------ Source records ------
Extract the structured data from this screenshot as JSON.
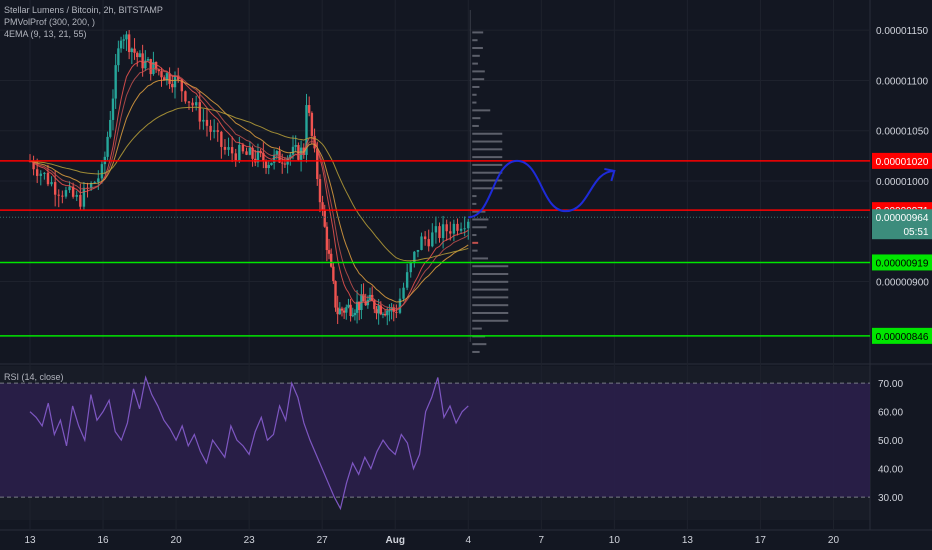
{
  "legend": {
    "symbol": "Stellar Lumens / Bitcoin, 2h, BITSTAMP",
    "indicator1": "PMVolProf (300, 200, )",
    "indicator2": "4EMA (9, 13, 21, 55)"
  },
  "rsi_legend": "RSI (14, close)",
  "colors": {
    "background": "#131722",
    "up_candle": "#26a69a",
    "down_candle": "#ef5350",
    "resistance": "#ff0000",
    "support": "#00e600",
    "projection": "#1e2bd8",
    "rsi_line": "#7e57c2",
    "rsi_band": "#2a1f4a",
    "ema_fast": "#ef5350",
    "ema_slow": "#b8a038",
    "volume_profile": "#5d606b"
  },
  "chart_data": [
    {
      "type": "candlestick",
      "title": "Stellar Lumens / Bitcoin, 2h, BITSTAMP",
      "y_axis_ticks": [
        "0.00001150",
        "0.00001100",
        "0.00001050",
        "0.00001000",
        "0.00000900"
      ],
      "ylim": [
        8.2e-06,
        1.18e-05
      ],
      "x_axis_ticks": [
        "13",
        "16",
        "20",
        "23",
        "27",
        "Aug",
        "4",
        "7",
        "10",
        "13",
        "17",
        "20"
      ],
      "horizontal_levels": [
        {
          "value": 1.02e-05,
          "label": "0.00001020",
          "color": "#ff0000"
        },
        {
          "value": 9.71e-06,
          "label": "0.00000971",
          "color": "#ff0000"
        },
        {
          "value": 9.19e-06,
          "label": "0.00000919",
          "color": "#00e600"
        },
        {
          "value": 8.46e-06,
          "label": "0.00000846",
          "color": "#00e600"
        }
      ],
      "current_price": {
        "value": 9.64e-06,
        "label": "0.00000964",
        "countdown": "05:51"
      },
      "price_path": [
        {
          "day": "13",
          "price": 1.02e-05
        },
        {
          "day": "14",
          "price": 9.95e-06
        },
        {
          "day": "15",
          "price": 9.8e-06
        },
        {
          "day": "16",
          "price": 1.01e-05
        },
        {
          "day": "17",
          "price": 1.15e-05
        },
        {
          "day": "18",
          "price": 1.12e-05
        },
        {
          "day": "20",
          "price": 1.1e-05
        },
        {
          "day": "22",
          "price": 1.03e-05
        },
        {
          "day": "24",
          "price": 1.02e-05
        },
        {
          "day": "26",
          "price": 1.03e-05
        },
        {
          "day": "26",
          "price": 1.1e-05
        },
        {
          "day": "27",
          "price": 9.7e-06
        },
        {
          "day": "28",
          "price": 8.7e-06
        },
        {
          "day": "30",
          "price": 8.8e-06
        },
        {
          "day": "1",
          "price": 8.7e-06
        },
        {
          "day": "2",
          "price": 9.4e-06
        },
        {
          "day": "3",
          "price": 9.5e-06
        },
        {
          "day": "4",
          "price": 9.64e-06
        }
      ],
      "projection": [
        {
          "day": "4",
          "price": 9.64e-06
        },
        {
          "day": "6",
          "price": 1.02e-05
        },
        {
          "day": "8",
          "price": 9.7e-06
        },
        {
          "day": "10",
          "price": 1.01e-05
        }
      ]
    },
    {
      "type": "line",
      "title": "RSI (14, close)",
      "y_axis_ticks": [
        "70.00",
        "60.00",
        "50.00",
        "40.00",
        "30.00"
      ],
      "ylim": [
        22,
        76
      ],
      "bands": [
        30,
        70
      ],
      "series": [
        {
          "values": [
            60,
            58,
            55,
            63,
            52,
            57,
            48,
            62,
            55,
            50,
            66,
            57,
            60,
            64,
            53,
            50,
            56,
            68,
            61,
            72,
            66,
            62,
            57,
            54,
            50,
            55,
            48,
            52,
            46,
            42,
            50,
            47,
            44,
            55,
            50,
            48,
            45,
            53,
            58,
            50,
            52,
            62,
            57,
            70,
            65,
            56,
            50,
            45,
            40,
            35,
            30,
            26,
            35,
            42,
            38,
            44,
            40,
            46,
            50,
            47,
            45,
            52,
            49,
            40,
            45,
            60,
            65,
            72,
            58,
            62,
            56,
            60,
            62
          ]
        }
      ]
    }
  ]
}
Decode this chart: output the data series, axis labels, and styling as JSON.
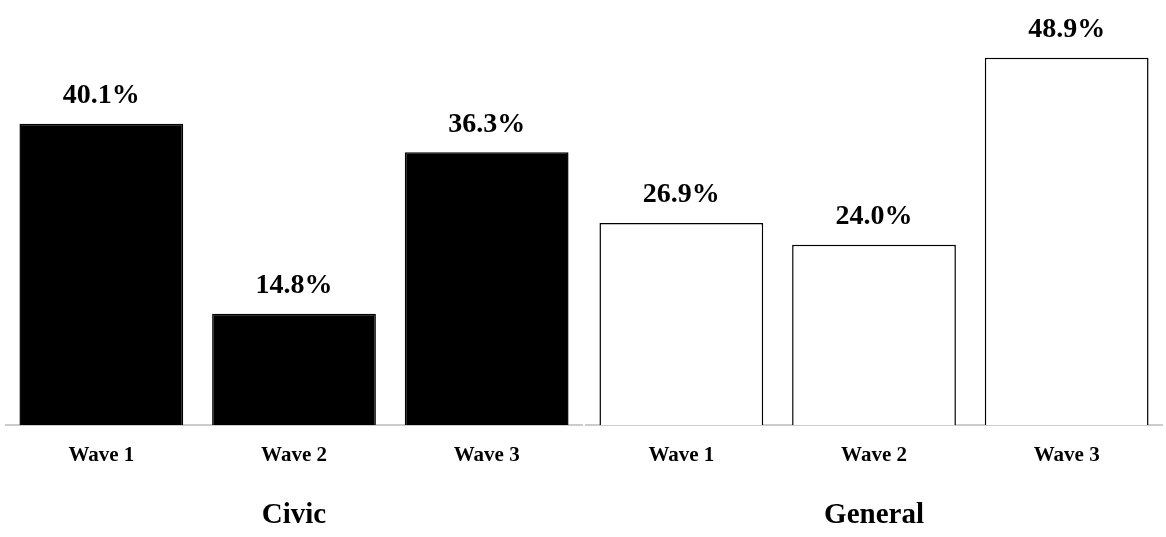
{
  "chart_data": [
    {
      "type": "bar",
      "xlabel": "Civic",
      "categories": [
        "Wave 1",
        "Wave 2",
        "Wave 3"
      ],
      "values": [
        40.1,
        14.8,
        36.3
      ],
      "color": "#000000",
      "value_labels": [
        "40.1%",
        "14.8%",
        "36.3%"
      ],
      "grid": false,
      "legend": false
    },
    {
      "type": "bar",
      "xlabel": "General",
      "categories": [
        "Wave 1",
        "Wave 2",
        "Wave 3"
      ],
      "values": [
        26.9,
        24.0,
        48.9
      ],
      "color": "#ffffff",
      "value_labels": [
        "26.9%",
        "24.0%",
        "48.9%"
      ],
      "grid": false,
      "legend": false
    }
  ]
}
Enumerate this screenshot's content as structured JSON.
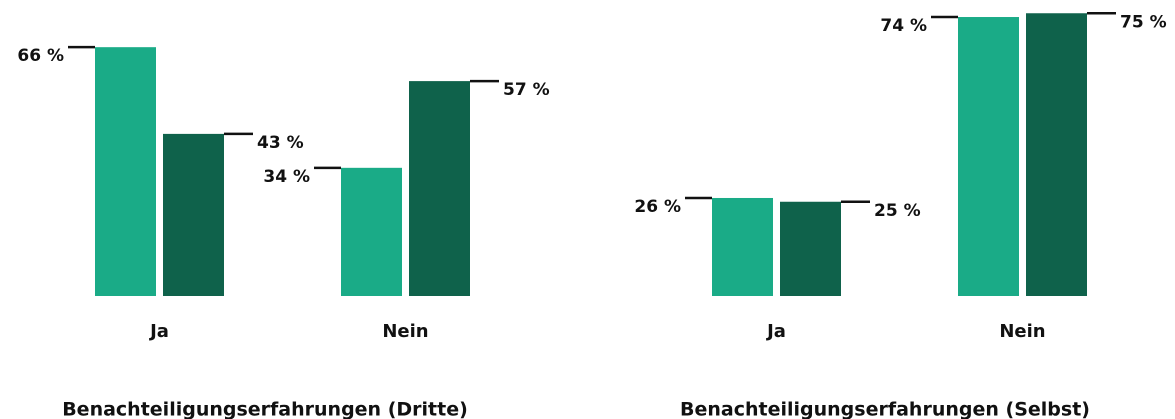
{
  "chart_data": [
    {
      "type": "bar",
      "title": "Benachteiligungserfahrungen (Dritte)",
      "categories": [
        "Ja",
        "Nein"
      ],
      "series": [
        {
          "color": "#1aab87",
          "values": [
            66,
            34
          ],
          "value_labels": [
            "66 %",
            "34 %"
          ]
        },
        {
          "color": "#0f624b",
          "values": [
            43,
            57
          ],
          "value_labels": [
            "43 %",
            "57 %"
          ]
        }
      ]
    },
    {
      "type": "bar",
      "title": "Benachteiligungserfahrungen (Selbst)",
      "categories": [
        "Ja",
        "Nein"
      ],
      "series": [
        {
          "color": "#1aab87",
          "values": [
            26,
            74
          ],
          "value_labels": [
            "26 %",
            "74 %"
          ]
        },
        {
          "color": "#0f624b",
          "values": [
            25,
            75
          ],
          "value_labels": [
            "25 %",
            "75 %"
          ]
        }
      ]
    }
  ]
}
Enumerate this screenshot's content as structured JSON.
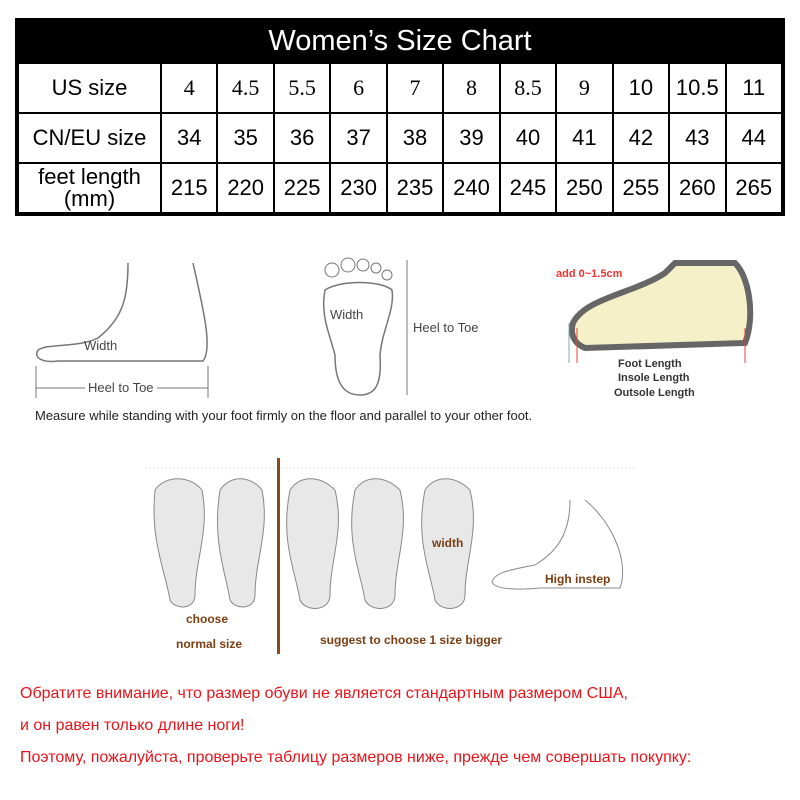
{
  "title": "Women’s Size Chart",
  "table": {
    "rows": [
      {
        "header": "US size",
        "values": [
          "4",
          "4.5",
          "5.5",
          "6",
          "7",
          "8",
          "8.5",
          "9",
          "10",
          "10.5",
          "11"
        ]
      },
      {
        "header": "CN/EU size",
        "values": [
          "34",
          "35",
          "36",
          "37",
          "38",
          "39",
          "40",
          "41",
          "42",
          "43",
          "44"
        ]
      },
      {
        "header": "feet length\n(mm)",
        "header_line1": "feet length",
        "header_line2": "(mm)",
        "values": [
          "215",
          "220",
          "225",
          "230",
          "235",
          "240",
          "245",
          "250",
          "255",
          "260",
          "265"
        ]
      }
    ]
  },
  "measure": {
    "side_width": "Width",
    "side_heel_to_toe": "Heel to Toe",
    "sole_width": "Width",
    "sole_heel_to_toe": "Heel to Toe",
    "shoe_add": "add 0~1.5cm",
    "foot_length": "Foot Length",
    "insole_length": "Insole Length",
    "outsole_length": "Outsole Length",
    "instruction": "Measure while standing with your foot firmly on the floor and parallel to your other foot."
  },
  "feet_types": {
    "choose_line1": "choose",
    "choose_line2": "normal size",
    "width": "width",
    "high_instep": "High instep",
    "suggest": "suggest to choose 1 size bigger"
  },
  "notice": [
    "Обратите внимание, что размер обуви не является стандартным размером США,",
    "и он равен только длине ноги!",
    "Поэтому, пожалуйста, проверьте таблицу размеров ниже, прежде чем совершать покупку:"
  ],
  "colors": {
    "notice": "#e8141b",
    "header_bg": "#000000",
    "divider": "#8a4a1a"
  }
}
------
## What the exercise asks
Pull out every line of the records that includes the string "Lumens".

## Result of the task
    "symbol": "Stellar Lumens / Bitcoin, 2h, BITSTAMP",
      "title": "Stellar Lumens / Bitcoin, 2h, BITSTAMP",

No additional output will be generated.